### Exercise description
Collect all lines below with the string "preko".

— START Extracted material —

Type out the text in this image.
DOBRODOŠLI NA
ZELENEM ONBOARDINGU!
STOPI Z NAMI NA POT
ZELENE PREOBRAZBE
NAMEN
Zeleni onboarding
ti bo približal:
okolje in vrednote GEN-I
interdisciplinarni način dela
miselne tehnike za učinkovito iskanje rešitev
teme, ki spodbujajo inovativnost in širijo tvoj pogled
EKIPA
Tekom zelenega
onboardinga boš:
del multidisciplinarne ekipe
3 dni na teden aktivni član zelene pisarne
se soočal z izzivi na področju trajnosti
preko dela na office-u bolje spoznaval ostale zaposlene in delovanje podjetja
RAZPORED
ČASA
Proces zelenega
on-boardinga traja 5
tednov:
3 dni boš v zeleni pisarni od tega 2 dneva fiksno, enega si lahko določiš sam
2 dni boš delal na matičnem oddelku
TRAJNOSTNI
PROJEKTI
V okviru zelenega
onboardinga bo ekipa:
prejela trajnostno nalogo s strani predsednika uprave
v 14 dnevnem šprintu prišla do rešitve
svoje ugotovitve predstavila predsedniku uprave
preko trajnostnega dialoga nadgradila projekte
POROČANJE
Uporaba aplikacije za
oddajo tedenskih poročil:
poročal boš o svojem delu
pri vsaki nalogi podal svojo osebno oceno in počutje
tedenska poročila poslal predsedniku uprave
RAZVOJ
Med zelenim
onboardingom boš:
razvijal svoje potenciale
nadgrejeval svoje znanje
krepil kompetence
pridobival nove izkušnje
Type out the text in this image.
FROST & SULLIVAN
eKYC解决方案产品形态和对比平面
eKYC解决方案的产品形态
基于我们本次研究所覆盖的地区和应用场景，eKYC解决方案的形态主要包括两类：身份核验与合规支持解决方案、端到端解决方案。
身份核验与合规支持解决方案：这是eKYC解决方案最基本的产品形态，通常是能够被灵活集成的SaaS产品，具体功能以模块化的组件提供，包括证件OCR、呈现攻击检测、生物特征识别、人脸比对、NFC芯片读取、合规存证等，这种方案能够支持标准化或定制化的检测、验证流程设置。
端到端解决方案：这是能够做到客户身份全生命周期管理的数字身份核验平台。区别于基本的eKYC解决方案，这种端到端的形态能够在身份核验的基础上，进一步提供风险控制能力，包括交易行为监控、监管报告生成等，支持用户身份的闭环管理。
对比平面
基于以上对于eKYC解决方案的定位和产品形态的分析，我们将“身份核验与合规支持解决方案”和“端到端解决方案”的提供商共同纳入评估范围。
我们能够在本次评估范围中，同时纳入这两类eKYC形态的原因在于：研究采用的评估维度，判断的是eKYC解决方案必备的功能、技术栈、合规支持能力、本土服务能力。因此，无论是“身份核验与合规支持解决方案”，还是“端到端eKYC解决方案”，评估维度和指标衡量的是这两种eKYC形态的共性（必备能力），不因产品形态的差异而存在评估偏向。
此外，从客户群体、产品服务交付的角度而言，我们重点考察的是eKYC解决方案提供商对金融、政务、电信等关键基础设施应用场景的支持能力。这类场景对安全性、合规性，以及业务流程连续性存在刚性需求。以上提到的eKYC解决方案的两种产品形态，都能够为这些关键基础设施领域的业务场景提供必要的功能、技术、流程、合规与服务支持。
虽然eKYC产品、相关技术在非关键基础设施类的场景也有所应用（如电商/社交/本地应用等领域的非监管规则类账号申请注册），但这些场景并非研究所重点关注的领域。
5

— END Extracted material —

### Worked solution
preko dela na office-u bolje spoznaval ostale zaposlene in delovanje podjetja
preko trajnostnega dialoga nadgradila projekte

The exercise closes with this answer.